## GIVEN INSTRUCTION
Please transcribe the listing below in full and word for word, without its pictures.

_ _ _ _

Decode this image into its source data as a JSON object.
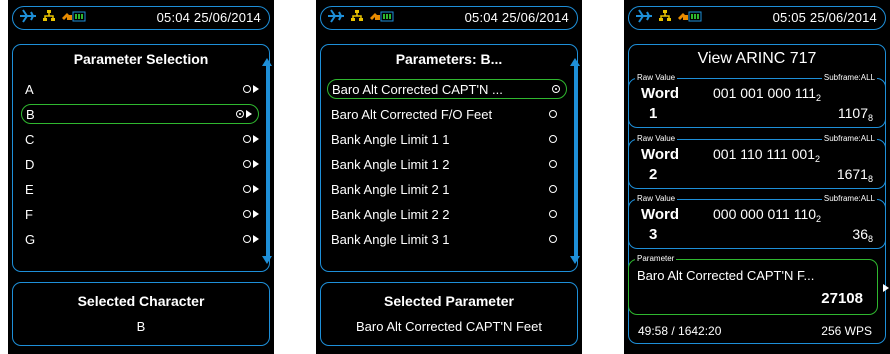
{
  "colors": {
    "accent_blue": "#1e8fd8",
    "selection_green": "#2fb72f",
    "background": "#000000",
    "text": "#ffffff"
  },
  "screen1": {
    "status": {
      "time": "05:04 25/06/2014",
      "icons": [
        "airplane-icon",
        "network-icon",
        "battery-icon"
      ]
    },
    "list_title": "Parameter Selection",
    "items": [
      {
        "label": "A",
        "selected": false
      },
      {
        "label": "B",
        "selected": true
      },
      {
        "label": "C",
        "selected": false
      },
      {
        "label": "D",
        "selected": false
      },
      {
        "label": "E",
        "selected": false
      },
      {
        "label": "F",
        "selected": false
      },
      {
        "label": "G",
        "selected": false
      }
    ],
    "footer_title": "Selected Character",
    "footer_value": "B"
  },
  "screen2": {
    "status": {
      "time": "05:04 25/06/2014"
    },
    "list_title": "Parameters: B...",
    "items": [
      {
        "label": "Baro Alt Corrected CAPT'N ...",
        "selected": true
      },
      {
        "label": "Baro Alt Corrected F/O  Feet",
        "selected": false
      },
      {
        "label": "Bank Angle Limit 1 1",
        "selected": false
      },
      {
        "label": "Bank Angle Limit 1 2",
        "selected": false
      },
      {
        "label": "Bank Angle Limit 2 1",
        "selected": false
      },
      {
        "label": "Bank Angle Limit 2 2",
        "selected": false
      },
      {
        "label": "Bank Angle Limit 3 1",
        "selected": false
      }
    ],
    "footer_title": "Selected Parameter",
    "footer_value": "Baro Alt Corrected CAPT'N  Feet"
  },
  "screen3": {
    "status": {
      "time": "05:05 25/06/2014"
    },
    "title": "View ARINC 717",
    "words": [
      {
        "legend_left": "Raw Value",
        "legend_right": "Subframe:ALL",
        "word_label": "Word",
        "index": "1",
        "binary": "001 001 000 111",
        "binary_base": "2",
        "octal": "1107",
        "octal_base": "8"
      },
      {
        "legend_left": "Raw Value",
        "legend_right": "Subframe:ALL",
        "word_label": "Word",
        "index": "2",
        "binary": "001 110 111 001",
        "binary_base": "2",
        "octal": "1671",
        "octal_base": "8"
      },
      {
        "legend_left": "Raw Value",
        "legend_right": "Subframe:ALL",
        "word_label": "Word",
        "index": "3",
        "binary": "000 000 011 110",
        "binary_base": "2",
        "octal": "36",
        "octal_base": "8"
      }
    ],
    "parameter": {
      "legend": "Parameter",
      "name": "Baro Alt Corrected CAPT'N  F...",
      "value": "27108"
    },
    "footer_left": "49:58 / 1642:20",
    "footer_right": "256 WPS"
  }
}
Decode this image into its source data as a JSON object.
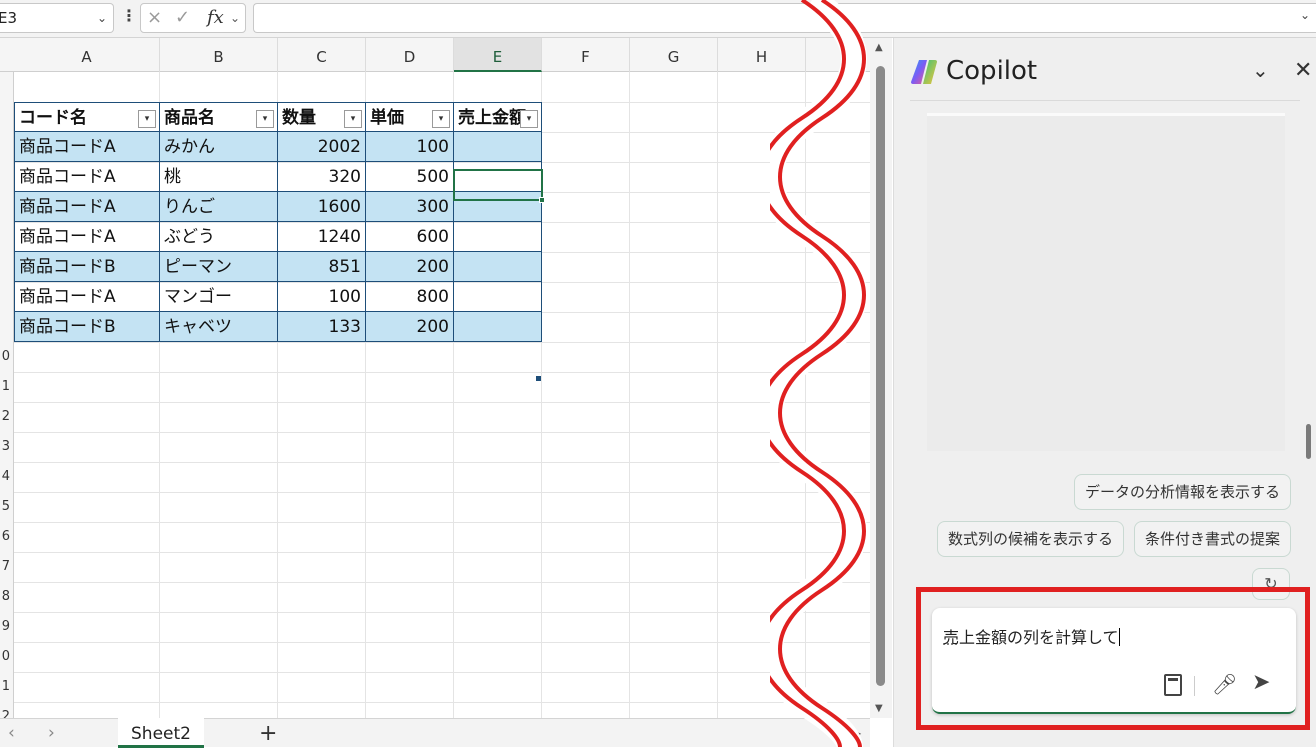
{
  "formula_bar": {
    "name_box": "E3",
    "cancel_icon": "×",
    "enter_icon": "✓",
    "fx_label": "fx",
    "formula": ""
  },
  "columns": [
    "A",
    "B",
    "C",
    "D",
    "E",
    "F",
    "G",
    "H"
  ],
  "row_numbers": [
    "",
    "",
    "",
    "",
    "",
    "",
    "",
    "",
    "0",
    "1",
    "2",
    "3",
    "4",
    "5",
    "6",
    "7",
    "8",
    "9",
    "0",
    "1",
    "2"
  ],
  "table": {
    "headers": [
      "コード名",
      "商品名",
      "数量",
      "単価",
      "売上金額"
    ],
    "rows": [
      [
        "商品コードA",
        "みかん",
        "2002",
        "100",
        ""
      ],
      [
        "商品コードA",
        "桃",
        "320",
        "500",
        ""
      ],
      [
        "商品コードA",
        "りんご",
        "1600",
        "300",
        ""
      ],
      [
        "商品コードA",
        "ぶどう",
        "1240",
        "600",
        ""
      ],
      [
        "商品コードB",
        "ピーマン",
        "851",
        "200",
        ""
      ],
      [
        "商品コードA",
        "マンゴー",
        "100",
        "800",
        ""
      ],
      [
        "商品コードB",
        "キャベツ",
        "133",
        "200",
        ""
      ]
    ],
    "band_color": "#c4e3f3",
    "border_color": "#1e4e79"
  },
  "sheets": {
    "active": "Sheet2",
    "add_label": "+"
  },
  "copilot": {
    "title": "Copilot",
    "suggestions": [
      "データの分析情報を表示する",
      "数式列の候補を表示する",
      "条件付き書式の提案"
    ],
    "input": {
      "underlined": "売",
      "rest": "上金額の列を計算して"
    }
  },
  "colors": {
    "excel_green": "#217346",
    "highlight_red": "#e02020"
  }
}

_ _ _ _

## SOLUTION TO THIS PROBLEM
Decode this image into its source data as a JSON object.
{
  "colors": {
    "accent_blue": "#1e8fd8",
    "selection_green": "#2fb72f",
    "background": "#000000",
    "text": "#ffffff"
  },
  "screen1": {
    "status": {
      "time": "05:04 25/06/2014",
      "icons": [
        "airplane-icon",
        "network-icon",
        "battery-icon"
      ]
    },
    "list_title": "Parameter Selection",
    "items": [
      {
        "label": "A",
        "selected": false
      },
      {
        "label": "B",
        "selected": true
      },
      {
        "label": "C",
        "selected": false
      },
      {
        "label": "D",
        "selected": false
      },
      {
        "label": "E",
        "selected": false
      },
      {
        "label": "F",
        "selected": false
      },
      {
        "label": "G",
        "selected": false
      }
    ],
    "footer_title": "Selected Character",
    "footer_value": "B"
  },
  "screen2": {
    "status": {
      "time": "05:04 25/06/2014"
    },
    "list_title": "Parameters: B...",
    "items": [
      {
        "label": "Baro Alt Corrected CAPT'N ...",
        "selected": true
      },
      {
        "label": "Baro Alt Corrected F/O  Feet",
        "selected": false
      },
      {
        "label": "Bank Angle Limit 1 1",
        "selected": false
      },
      {
        "label": "Bank Angle Limit 1 2",
        "selected": false
      },
      {
        "label": "Bank Angle Limit 2 1",
        "selected": false
      },
      {
        "label": "Bank Angle Limit 2 2",
        "selected": false
      },
      {
        "label": "Bank Angle Limit 3 1",
        "selected": false
      }
    ],
    "footer_title": "Selected Parameter",
    "footer_value": "Baro Alt Corrected CAPT'N  Feet"
  },
  "screen3": {
    "status": {
      "time": "05:05 25/06/2014"
    },
    "title": "View ARINC 717",
    "words": [
      {
        "legend_left": "Raw Value",
        "legend_right": "Subframe:ALL",
        "word_label": "Word",
        "index": "1",
        "binary": "001 001 000 111",
        "binary_base": "2",
        "octal": "1107",
        "octal_base": "8"
      },
      {
        "legend_left": "Raw Value",
        "legend_right": "Subframe:ALL",
        "word_label": "Word",
        "index": "2",
        "binary": "001 110 111 001",
        "binary_base": "2",
        "octal": "1671",
        "octal_base": "8"
      },
      {
        "legend_left": "Raw Value",
        "legend_right": "Subframe:ALL",
        "word_label": "Word",
        "index": "3",
        "binary": "000 000 011 110",
        "binary_base": "2",
        "octal": "36",
        "octal_base": "8"
      }
    ],
    "parameter": {
      "legend": "Parameter",
      "name": "Baro Alt Corrected CAPT'N  F...",
      "value": "27108"
    },
    "footer_left": "49:58 / 1642:20",
    "footer_right": "256 WPS"
  }
}
Decode this image into its source data as a JSON object.
{
  "formula_bar": {
    "name_box": "E3",
    "cancel_icon": "×",
    "enter_icon": "✓",
    "fx_label": "fx",
    "formula": ""
  },
  "columns": [
    "A",
    "B",
    "C",
    "D",
    "E",
    "F",
    "G",
    "H"
  ],
  "row_numbers": [
    "",
    "",
    "",
    "",
    "",
    "",
    "",
    "",
    "0",
    "1",
    "2",
    "3",
    "4",
    "5",
    "6",
    "7",
    "8",
    "9",
    "0",
    "1",
    "2"
  ],
  "table": {
    "headers": [
      "コード名",
      "商品名",
      "数量",
      "単価",
      "売上金額"
    ],
    "rows": [
      [
        "商品コードA",
        "みかん",
        "2002",
        "100",
        ""
      ],
      [
        "商品コードA",
        "桃",
        "320",
        "500",
        ""
      ],
      [
        "商品コードA",
        "りんご",
        "1600",
        "300",
        ""
      ],
      [
        "商品コードA",
        "ぶどう",
        "1240",
        "600",
        ""
      ],
      [
        "商品コードB",
        "ピーマン",
        "851",
        "200",
        ""
      ],
      [
        "商品コードA",
        "マンゴー",
        "100",
        "800",
        ""
      ],
      [
        "商品コードB",
        "キャベツ",
        "133",
        "200",
        ""
      ]
    ],
    "band_color": "#c4e3f3",
    "border_color": "#1e4e79"
  },
  "sheets": {
    "active": "Sheet2",
    "add_label": "+"
  },
  "copilot": {
    "title": "Copilot",
    "suggestions": [
      "データの分析情報を表示する",
      "数式列の候補を表示する",
      "条件付き書式の提案"
    ],
    "input": {
      "underlined": "売",
      "rest": "上金額の列を計算して"
    }
  },
  "colors": {
    "excel_green": "#217346",
    "highlight_red": "#e02020"
  }
}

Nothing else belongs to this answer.